State the number of lines in the material below that have "versions" in them, without any other text.
***** Rows *****
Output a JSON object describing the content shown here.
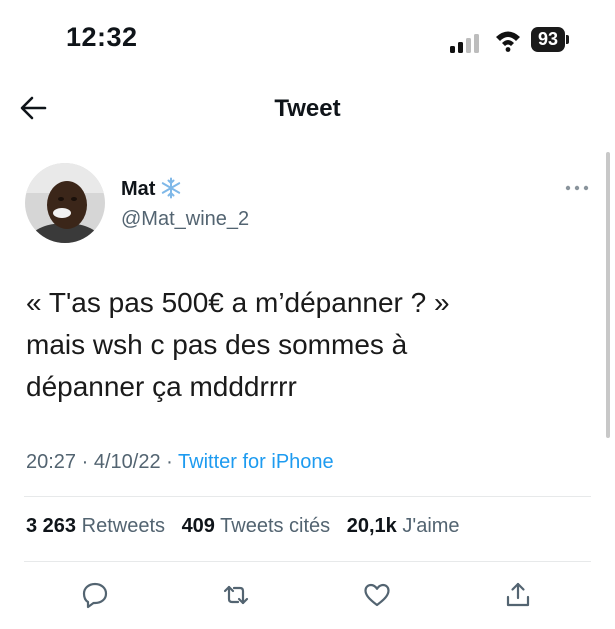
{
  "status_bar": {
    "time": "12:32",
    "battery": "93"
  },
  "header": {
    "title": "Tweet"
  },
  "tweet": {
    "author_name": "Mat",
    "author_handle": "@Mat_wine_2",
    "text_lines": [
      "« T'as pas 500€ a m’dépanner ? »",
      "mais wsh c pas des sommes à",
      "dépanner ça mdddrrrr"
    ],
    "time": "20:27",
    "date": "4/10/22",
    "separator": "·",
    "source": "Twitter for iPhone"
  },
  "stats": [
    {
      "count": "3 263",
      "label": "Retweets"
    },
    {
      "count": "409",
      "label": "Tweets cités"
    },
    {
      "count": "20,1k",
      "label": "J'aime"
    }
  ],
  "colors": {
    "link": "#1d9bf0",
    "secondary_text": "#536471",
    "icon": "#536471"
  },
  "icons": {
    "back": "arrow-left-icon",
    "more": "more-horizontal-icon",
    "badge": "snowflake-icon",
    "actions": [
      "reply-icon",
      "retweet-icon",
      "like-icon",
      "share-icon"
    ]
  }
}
*****
***** Rows *****
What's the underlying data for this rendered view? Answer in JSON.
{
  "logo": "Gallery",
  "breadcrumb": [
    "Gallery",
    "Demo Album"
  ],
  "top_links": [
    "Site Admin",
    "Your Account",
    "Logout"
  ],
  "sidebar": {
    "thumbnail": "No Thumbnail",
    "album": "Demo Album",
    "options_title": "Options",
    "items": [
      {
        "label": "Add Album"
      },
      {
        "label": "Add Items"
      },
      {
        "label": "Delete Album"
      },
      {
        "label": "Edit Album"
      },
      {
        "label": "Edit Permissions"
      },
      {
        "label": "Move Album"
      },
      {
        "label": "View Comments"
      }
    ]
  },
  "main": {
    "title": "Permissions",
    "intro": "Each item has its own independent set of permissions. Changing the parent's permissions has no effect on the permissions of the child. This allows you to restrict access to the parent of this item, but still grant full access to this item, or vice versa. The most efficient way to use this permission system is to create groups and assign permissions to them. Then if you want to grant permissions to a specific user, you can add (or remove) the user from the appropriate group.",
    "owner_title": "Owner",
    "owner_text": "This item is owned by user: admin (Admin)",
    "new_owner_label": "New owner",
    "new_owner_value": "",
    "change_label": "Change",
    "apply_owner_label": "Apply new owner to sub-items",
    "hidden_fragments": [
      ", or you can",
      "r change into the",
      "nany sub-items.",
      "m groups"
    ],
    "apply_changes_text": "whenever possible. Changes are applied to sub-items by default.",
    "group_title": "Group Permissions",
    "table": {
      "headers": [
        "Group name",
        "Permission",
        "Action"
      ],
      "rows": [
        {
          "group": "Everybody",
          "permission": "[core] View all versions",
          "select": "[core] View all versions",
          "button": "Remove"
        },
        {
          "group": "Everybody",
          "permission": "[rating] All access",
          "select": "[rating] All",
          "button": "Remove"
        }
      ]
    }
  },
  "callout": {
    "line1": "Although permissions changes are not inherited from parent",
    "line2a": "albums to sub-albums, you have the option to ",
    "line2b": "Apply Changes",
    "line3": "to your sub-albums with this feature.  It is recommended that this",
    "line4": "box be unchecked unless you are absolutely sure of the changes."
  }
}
*****
(Answer below)
2